[begin Supplied material]

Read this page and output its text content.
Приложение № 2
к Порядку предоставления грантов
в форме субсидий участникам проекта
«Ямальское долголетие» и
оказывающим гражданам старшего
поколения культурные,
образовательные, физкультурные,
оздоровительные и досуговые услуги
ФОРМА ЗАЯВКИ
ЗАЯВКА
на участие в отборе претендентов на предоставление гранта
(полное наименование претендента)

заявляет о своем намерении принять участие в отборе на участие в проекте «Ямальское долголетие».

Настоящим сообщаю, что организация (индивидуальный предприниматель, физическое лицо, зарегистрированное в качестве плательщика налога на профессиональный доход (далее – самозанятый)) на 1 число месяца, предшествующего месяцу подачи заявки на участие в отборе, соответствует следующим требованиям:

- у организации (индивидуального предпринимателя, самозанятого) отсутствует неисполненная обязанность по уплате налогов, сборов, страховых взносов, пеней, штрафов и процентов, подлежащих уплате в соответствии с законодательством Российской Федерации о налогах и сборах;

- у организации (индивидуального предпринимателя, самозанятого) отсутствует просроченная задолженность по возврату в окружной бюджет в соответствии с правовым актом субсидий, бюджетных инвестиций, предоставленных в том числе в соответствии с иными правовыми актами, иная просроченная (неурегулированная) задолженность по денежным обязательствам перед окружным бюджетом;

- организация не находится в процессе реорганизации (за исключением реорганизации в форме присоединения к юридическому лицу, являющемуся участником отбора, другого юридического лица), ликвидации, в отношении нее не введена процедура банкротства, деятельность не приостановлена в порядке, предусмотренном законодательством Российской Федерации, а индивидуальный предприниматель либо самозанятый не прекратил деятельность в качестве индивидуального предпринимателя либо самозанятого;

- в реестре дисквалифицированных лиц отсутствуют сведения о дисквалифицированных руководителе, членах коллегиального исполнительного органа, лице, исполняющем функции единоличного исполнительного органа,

[end Supplied material]

Instructions to follow: Return the whole listing exactly, with every line included.

Result:
Read this page and output its text content.
Приложение № 2
к Порядку предоставления грантов
в форме субсидий участникам проекта
«Ямальское долголетие» и
оказывающим гражданам старшего
поколения культурные,
образовательные, физкультурные,
оздоровительные и досуговые услуги
ФОРМА ЗАЯВКИ
ЗАЯВКА
на участие в отборе претендентов на предоставление гранта
(полное наименование претендента)

заявляет о своем намерении принять участие в отборе на участие в проекте «Ямальское долголетие».

Настоящим сообщаю, что организация (индивидуальный предприниматель, физическое лицо, зарегистрированное в качестве плательщика налога на профессиональный доход (далее – самозанятый)) на 1 число месяца, предшествующего месяцу подачи заявки на участие в отборе, соответствует следующим требованиям:

- у организации (индивидуального предпринимателя, самозанятого) отсутствует неисполненная обязанность по уплате налогов, сборов, страховых взносов, пеней, штрафов и процентов, подлежащих уплате в соответствии с законодательством Российской Федерации о налогах и сборах;

- у организации (индивидуального предпринимателя, самозанятого) отсутствует просроченная задолженность по возврату в окружной бюджет в соответствии с правовым актом субсидий, бюджетных инвестиций, предоставленных в том числе в соответствии с иными правовыми актами, иная просроченная (неурегулированная) задолженность по денежным обязательствам перед окружным бюджетом;

- организация не находится в процессе реорганизации (за исключением реорганизации в форме присоединения к юридическому лицу, являющемуся участником отбора, другого юридического лица), ликвидации, в отношении нее не введена процедура банкротства, деятельность не приостановлена в порядке, предусмотренном законодательством Российской Федерации, а индивидуальный предприниматель либо самозанятый не прекратил деятельность в качестве индивидуального предпринимателя либо самозанятого;

- в реестре дисквалифицированных лиц отсутствуют сведения о дисквалифицированных руководителе, членах коллегиального исполнительного органа, лице, исполняющем функции единоличного исполнительного органа,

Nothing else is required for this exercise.